Dataset entries on figures
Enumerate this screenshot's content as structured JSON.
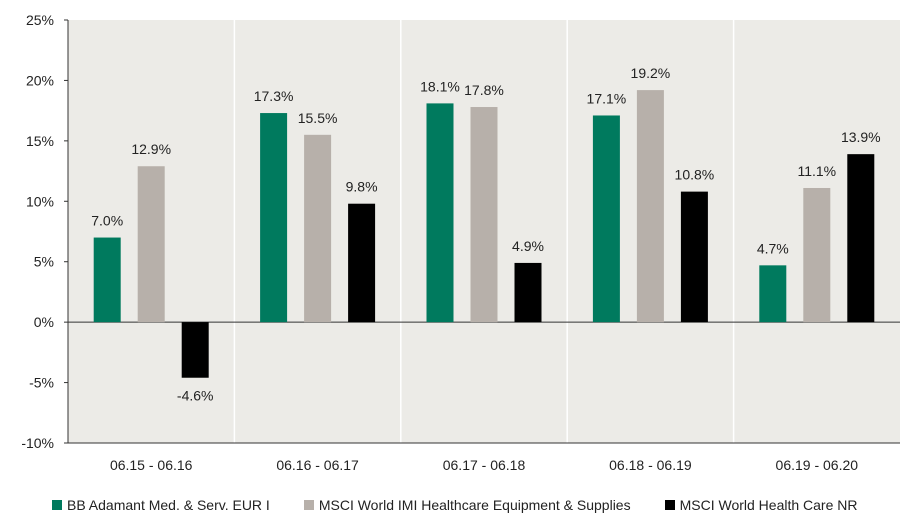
{
  "chart_data": {
    "type": "bar",
    "title": "",
    "xlabel": "",
    "ylabel": "",
    "ylim": [
      -10,
      25
    ],
    "yticks": [
      25,
      20,
      15,
      10,
      5,
      0,
      -5,
      -10
    ],
    "ytick_labels": [
      "25%",
      "20%",
      "15%",
      "10%",
      "5%",
      "0%",
      "-5%",
      "-10%"
    ],
    "categories": [
      "06.15 - 06.16",
      "06.16 - 06.17",
      "06.17 - 06.18",
      "06.18 - 06.19",
      "06.19 - 06.20"
    ],
    "series": [
      {
        "name": "BB Adamant Med. & Serv. EUR I",
        "color": "#007A5E",
        "values": [
          7.0,
          17.3,
          18.1,
          17.1,
          4.7
        ],
        "labels": [
          "7.0%",
          "17.3%",
          "18.1%",
          "17.1%",
          "4.7%"
        ]
      },
      {
        "name": "MSCI World IMI Healthcare Equipment & Supplies",
        "color": "#B7B0AA",
        "values": [
          12.9,
          15.5,
          17.8,
          19.2,
          11.1
        ],
        "labels": [
          "12.9%",
          "15.5%",
          "17.8%",
          "19.2%",
          "11.1%"
        ]
      },
      {
        "name": "MSCI World Health Care NR",
        "color": "#000000",
        "values": [
          -4.6,
          9.8,
          4.9,
          10.8,
          13.9
        ],
        "labels": [
          "-4.6%",
          "9.8%",
          "4.9%",
          "10.8%",
          "13.9%"
        ]
      }
    ],
    "plot_background": "#ECEBE7",
    "grid": false,
    "legend_position": "bottom"
  }
}
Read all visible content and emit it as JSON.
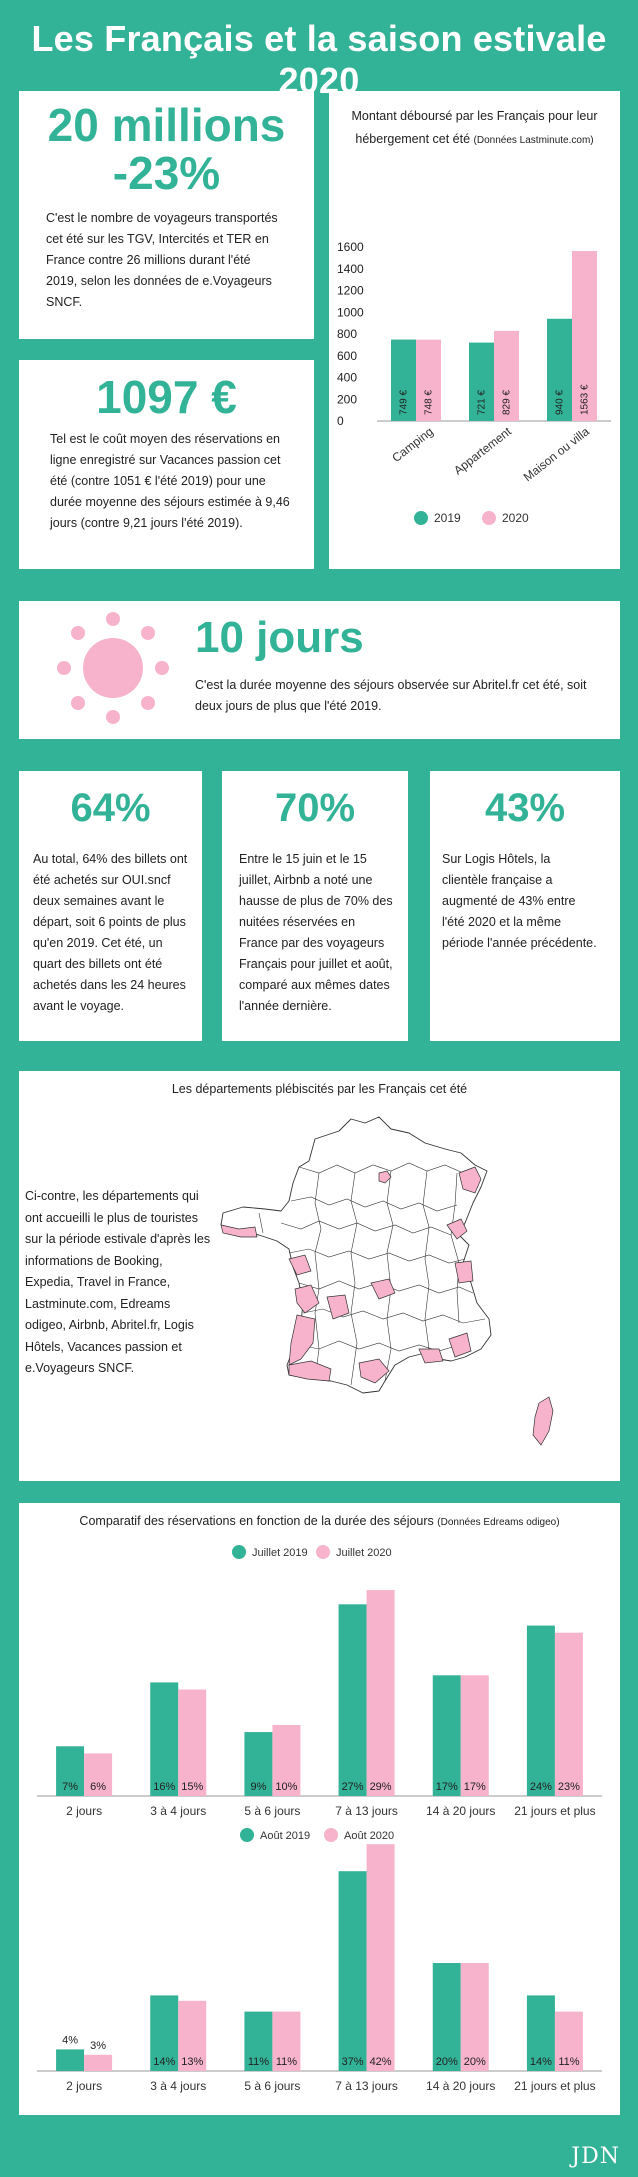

AIM: Retype the data above exactly; pictures are not part of the copy.

EXPECTED ANSWER:
Enumerate this screenshot's content as structured JSON.
{
  "chart_data": {
    "type": "bar",
    "title": "",
    "xlabel": "",
    "ylabel": "",
    "ylim": [
      -10,
      25
    ],
    "yticks": [
      25,
      20,
      15,
      10,
      5,
      0,
      -5,
      -10
    ],
    "ytick_labels": [
      "25%",
      "20%",
      "15%",
      "10%",
      "5%",
      "0%",
      "-5%",
      "-10%"
    ],
    "categories": [
      "06.15 - 06.16",
      "06.16 - 06.17",
      "06.17 - 06.18",
      "06.18 - 06.19",
      "06.19 - 06.20"
    ],
    "series": [
      {
        "name": "BB Adamant Med. & Serv. EUR I",
        "color": "#007A5E",
        "values": [
          7.0,
          17.3,
          18.1,
          17.1,
          4.7
        ],
        "labels": [
          "7.0%",
          "17.3%",
          "18.1%",
          "17.1%",
          "4.7%"
        ]
      },
      {
        "name": "MSCI World IMI Healthcare Equipment & Supplies",
        "color": "#B7B0AA",
        "values": [
          12.9,
          15.5,
          17.8,
          19.2,
          11.1
        ],
        "labels": [
          "12.9%",
          "15.5%",
          "17.8%",
          "19.2%",
          "11.1%"
        ]
      },
      {
        "name": "MSCI World Health Care NR",
        "color": "#000000",
        "values": [
          -4.6,
          9.8,
          4.9,
          10.8,
          13.9
        ],
        "labels": [
          "-4.6%",
          "9.8%",
          "4.9%",
          "10.8%",
          "13.9%"
        ]
      }
    ],
    "plot_background": "#ECEBE7",
    "grid": false,
    "legend_position": "bottom"
  }
}
Read all visible content and emit it as JSON.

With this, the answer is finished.